[YOUR GOAL] Show every line where "ylabel" occurs.

● ● ● ●

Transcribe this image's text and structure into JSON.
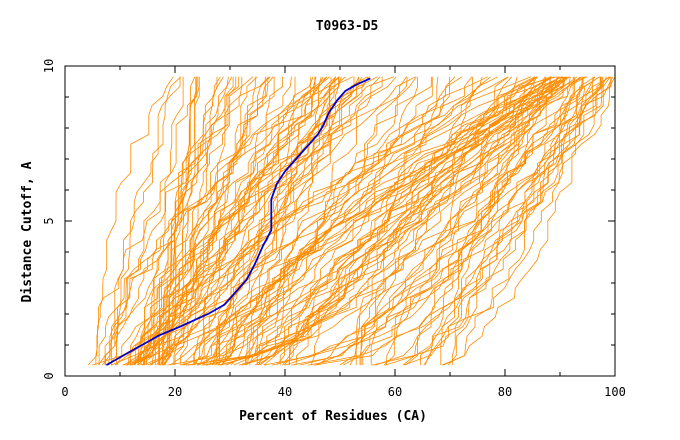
{
  "chart_data": {
    "type": "line",
    "title": "T0963-D5",
    "xlabel": "Percent of Residues (CA)",
    "ylabel": "Distance Cutoff, A",
    "xlim": [
      0,
      100
    ],
    "ylim": [
      0,
      10
    ],
    "x_ticks": [
      0,
      20,
      40,
      60,
      80,
      100
    ],
    "y_ticks": [
      0,
      5,
      10
    ],
    "grid": false,
    "legend": "none",
    "colors": {
      "background_series": "#ff8c00",
      "highlight_series": "#0000cd"
    },
    "highlight_series": {
      "x": [
        7.5,
        10,
        13,
        17,
        21,
        26,
        29,
        31,
        33,
        34.5,
        36,
        37.5,
        37.5,
        38.5,
        40,
        42,
        44,
        46,
        47,
        48,
        49.5,
        51,
        53,
        55.5
      ],
      "y": [
        0.35,
        0.6,
        0.9,
        1.3,
        1.6,
        2.0,
        2.3,
        2.7,
        3.1,
        3.6,
        4.2,
        4.7,
        5.7,
        6.2,
        6.6,
        7.0,
        7.4,
        7.8,
        8.1,
        8.5,
        8.9,
        9.2,
        9.4,
        9.6
      ]
    },
    "background_series_count": 150
  }
}
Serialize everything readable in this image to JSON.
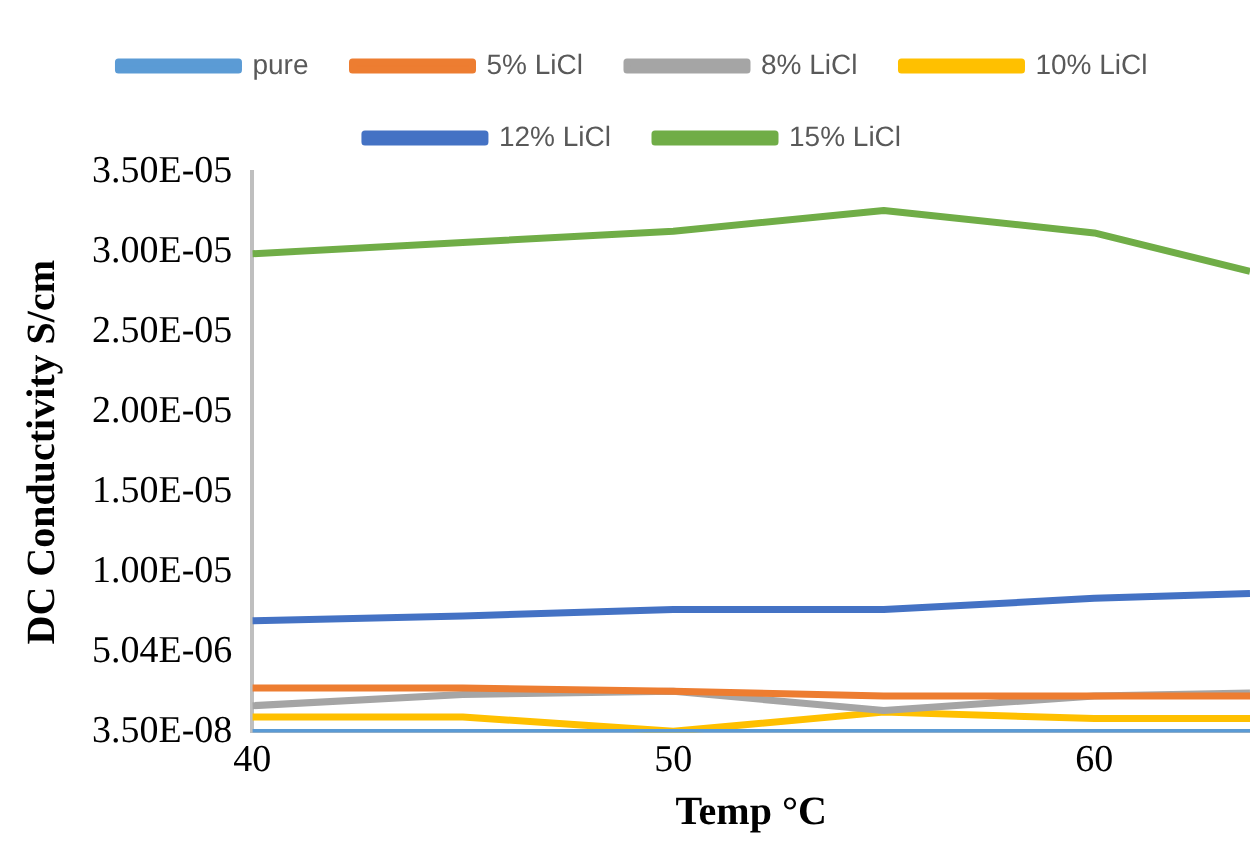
{
  "chart_data": {
    "type": "line",
    "xlabel": "Temp °C",
    "ylabel": "DC Conductivity S/cm",
    "x": [
      40,
      45,
      50,
      55,
      60,
      63.7
    ],
    "series": [
      {
        "name": "pure",
        "color": "#5b9bd5",
        "values": [
          3.5e-08,
          3.5e-08,
          3.5e-08,
          3.5e-08,
          3.5e-08,
          3.5e-08
        ]
      },
      {
        "name": "5% LiCl",
        "color": "#ed7d31",
        "values": [
          2.8e-06,
          2.8e-06,
          2.6e-06,
          2.3e-06,
          2.3e-06,
          2.3e-06
        ]
      },
      {
        "name": "8% LiCl",
        "color": "#a5a5a5",
        "values": [
          1.7e-06,
          2.4e-06,
          2.6e-06,
          1.4e-06,
          2.3e-06,
          2.5e-06
        ]
      },
      {
        "name": "10% LiCl",
        "color": "#ffc000",
        "values": [
          1e-06,
          1e-06,
          1e-07,
          1.3e-06,
          9e-07,
          9e-07
        ]
      },
      {
        "name": "12% LiCl",
        "color": "#4472c4",
        "values": [
          7e-06,
          7.3e-06,
          7.7e-06,
          7.7e-06,
          8.4e-06,
          8.7e-06
        ]
      },
      {
        "name": "15% LiCl",
        "color": "#70ad47",
        "values": [
          2.99e-05,
          3.06e-05,
          3.13e-05,
          3.26e-05,
          3.12e-05,
          2.88e-05
        ]
      }
    ],
    "xlim": [
      40,
      63.7
    ],
    "xticks": [
      40,
      50,
      60
    ],
    "ylim": [
      3.5e-08,
      3.5e-05
    ],
    "yticks": [
      {
        "value": 3.5e-08,
        "label": "3.50E-08"
      },
      {
        "value": 5.035e-06,
        "label": "5.04E-06"
      },
      {
        "value": 1.0035e-05,
        "label": "1.00E-05"
      },
      {
        "value": 1.5035e-05,
        "label": "1.50E-05"
      },
      {
        "value": 2.0035e-05,
        "label": "2.00E-05"
      },
      {
        "value": 2.5035e-05,
        "label": "2.50E-05"
      },
      {
        "value": 3.0035e-05,
        "label": "3.00E-05"
      },
      {
        "value": 3.5e-05,
        "label": "3.50E-05"
      }
    ],
    "grid": false,
    "legend": "top",
    "marker": "none",
    "line_style": "solid"
  }
}
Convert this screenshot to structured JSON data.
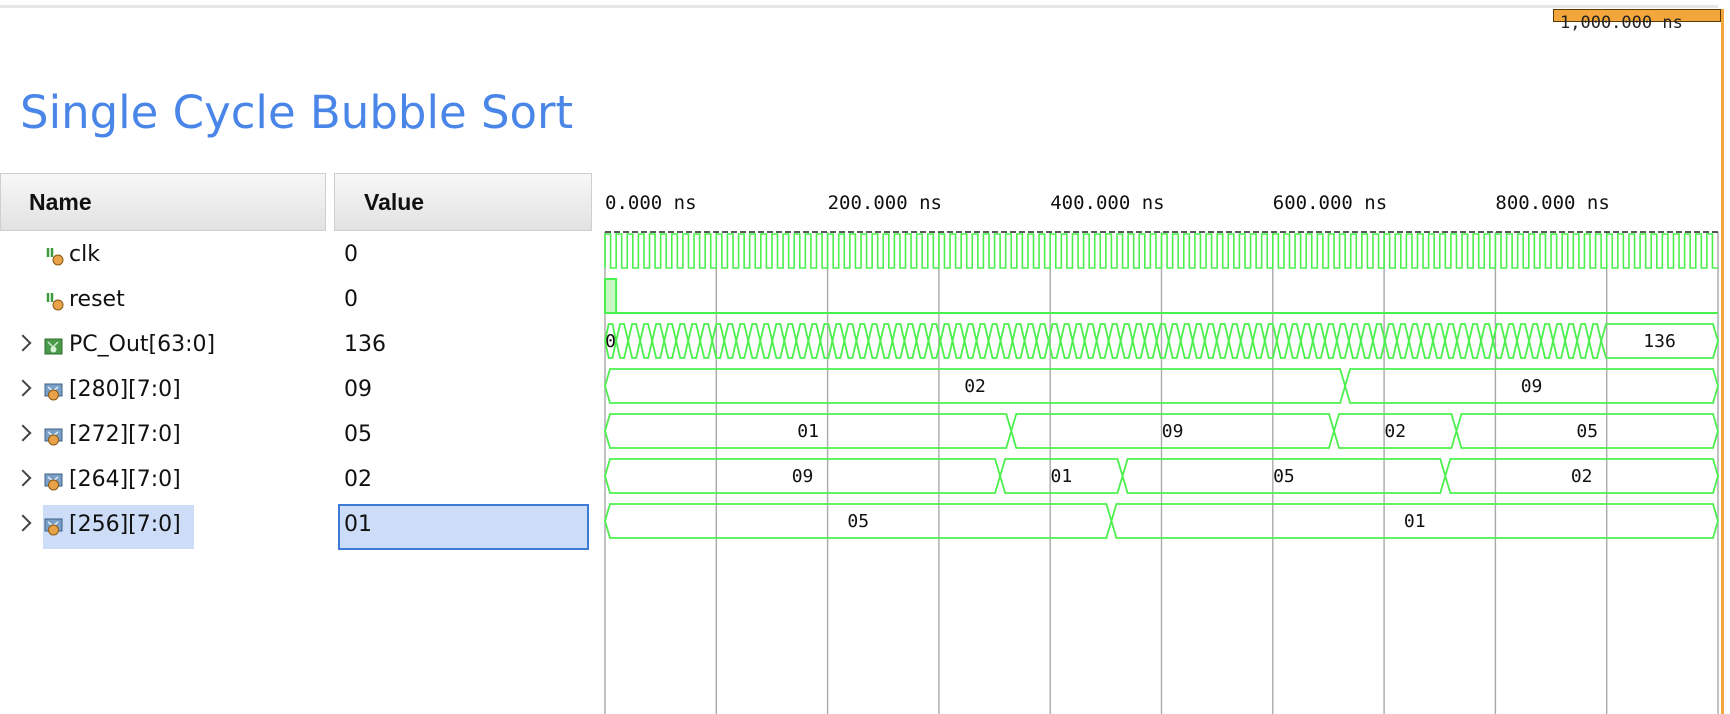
{
  "title": "Single Cycle Bubble Sort",
  "cursor_label": "1,000.000 ns",
  "columns": {
    "name": "Name",
    "value": "Value"
  },
  "timeline": {
    "unit": "ns",
    "range_ns": [
      0,
      1000
    ],
    "ticks": [
      "0.000 ns",
      "200.000 ns",
      "400.000 ns",
      "600.000 ns",
      "800.000 ns"
    ]
  },
  "colors": {
    "wave": "#4cf04c",
    "wave_fill": "#c8f7c5",
    "grid": "#a9a9a9",
    "title": "#4a86e8",
    "cursor": "#f3a63b",
    "selection": "#cddcf7"
  },
  "signals": [
    {
      "name": "clk",
      "value": "0",
      "kind": "clock",
      "icon": "bit-signal-icon",
      "expandable": false,
      "clock_cycles": 100
    },
    {
      "name": "reset",
      "value": "0",
      "kind": "bit",
      "icon": "bit-signal-icon",
      "expandable": false,
      "high_until_ns": 10
    },
    {
      "name": "PC_Out[63:0]",
      "value": "136",
      "kind": "counter",
      "icon": "bus-signal-icon",
      "expandable": true,
      "segments": [
        {
          "from_ns": 0,
          "to_ns": 10,
          "label": "0"
        },
        {
          "from_ns": 895,
          "to_ns": 1000,
          "label": "136"
        }
      ]
    },
    {
      "name": "[280][7:0]",
      "value": "09",
      "kind": "bus",
      "icon": "memory-signal-icon",
      "expandable": true,
      "segments": [
        {
          "from_ns": 0,
          "to_ns": 665,
          "label": "02"
        },
        {
          "from_ns": 665,
          "to_ns": 1000,
          "label": "09"
        }
      ]
    },
    {
      "name": "[272][7:0]",
      "value": "05",
      "kind": "bus",
      "icon": "memory-signal-icon",
      "expandable": true,
      "segments": [
        {
          "from_ns": 0,
          "to_ns": 365,
          "label": "01"
        },
        {
          "from_ns": 365,
          "to_ns": 655,
          "label": "09"
        },
        {
          "from_ns": 655,
          "to_ns": 765,
          "label": "02"
        },
        {
          "from_ns": 765,
          "to_ns": 1000,
          "label": "05"
        }
      ]
    },
    {
      "name": "[264][7:0]",
      "value": "02",
      "kind": "bus",
      "icon": "memory-signal-icon",
      "expandable": true,
      "segments": [
        {
          "from_ns": 0,
          "to_ns": 355,
          "label": "09"
        },
        {
          "from_ns": 355,
          "to_ns": 465,
          "label": "01"
        },
        {
          "from_ns": 465,
          "to_ns": 755,
          "label": "05"
        },
        {
          "from_ns": 755,
          "to_ns": 1000,
          "label": "02"
        }
      ]
    },
    {
      "name": "[256][7:0]",
      "value": "01",
      "kind": "bus",
      "icon": "memory-signal-icon",
      "expandable": true,
      "selected": true,
      "segments": [
        {
          "from_ns": 0,
          "to_ns": 455,
          "label": "05"
        },
        {
          "from_ns": 455,
          "to_ns": 1000,
          "label": "01"
        }
      ]
    }
  ]
}
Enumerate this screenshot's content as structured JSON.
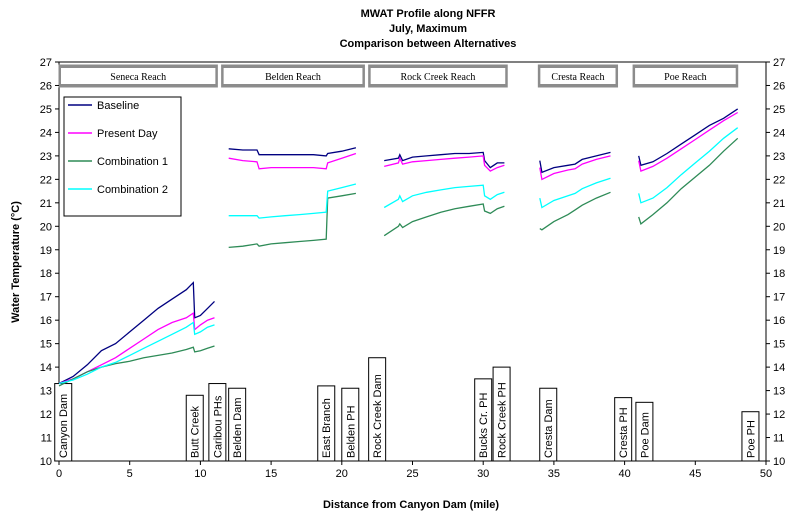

● ● ● ●

[OUTPUT OF THE TASK]
    "ylabel": "Distance Cutoff, A",
    "ylabel": "DC Conductivity S/cm",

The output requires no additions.